* [Task input]
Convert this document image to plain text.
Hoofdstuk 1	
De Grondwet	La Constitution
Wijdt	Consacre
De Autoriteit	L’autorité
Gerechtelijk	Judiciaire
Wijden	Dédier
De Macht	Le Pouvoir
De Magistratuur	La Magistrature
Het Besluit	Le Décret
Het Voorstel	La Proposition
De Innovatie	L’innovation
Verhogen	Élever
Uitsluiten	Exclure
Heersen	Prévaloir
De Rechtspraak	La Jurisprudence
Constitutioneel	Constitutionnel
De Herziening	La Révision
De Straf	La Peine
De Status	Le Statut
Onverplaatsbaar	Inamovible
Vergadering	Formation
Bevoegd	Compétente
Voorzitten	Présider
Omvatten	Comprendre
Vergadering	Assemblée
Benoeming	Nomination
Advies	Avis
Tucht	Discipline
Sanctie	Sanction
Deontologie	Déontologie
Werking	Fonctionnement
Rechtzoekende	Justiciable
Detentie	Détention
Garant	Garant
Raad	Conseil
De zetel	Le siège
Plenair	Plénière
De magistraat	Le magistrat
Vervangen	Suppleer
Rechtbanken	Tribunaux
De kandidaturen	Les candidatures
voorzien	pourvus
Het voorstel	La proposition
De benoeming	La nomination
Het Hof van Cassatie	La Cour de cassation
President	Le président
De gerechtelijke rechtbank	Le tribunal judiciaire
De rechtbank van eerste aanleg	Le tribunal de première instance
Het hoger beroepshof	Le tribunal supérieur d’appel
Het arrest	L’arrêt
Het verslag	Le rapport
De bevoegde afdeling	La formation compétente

* [Directions for this task] Scan the material above. Extract every line in which the word "Vergadering" occurs.

* [Response to this exercise]
Vergadering	Formation
Vergadering	Assemblée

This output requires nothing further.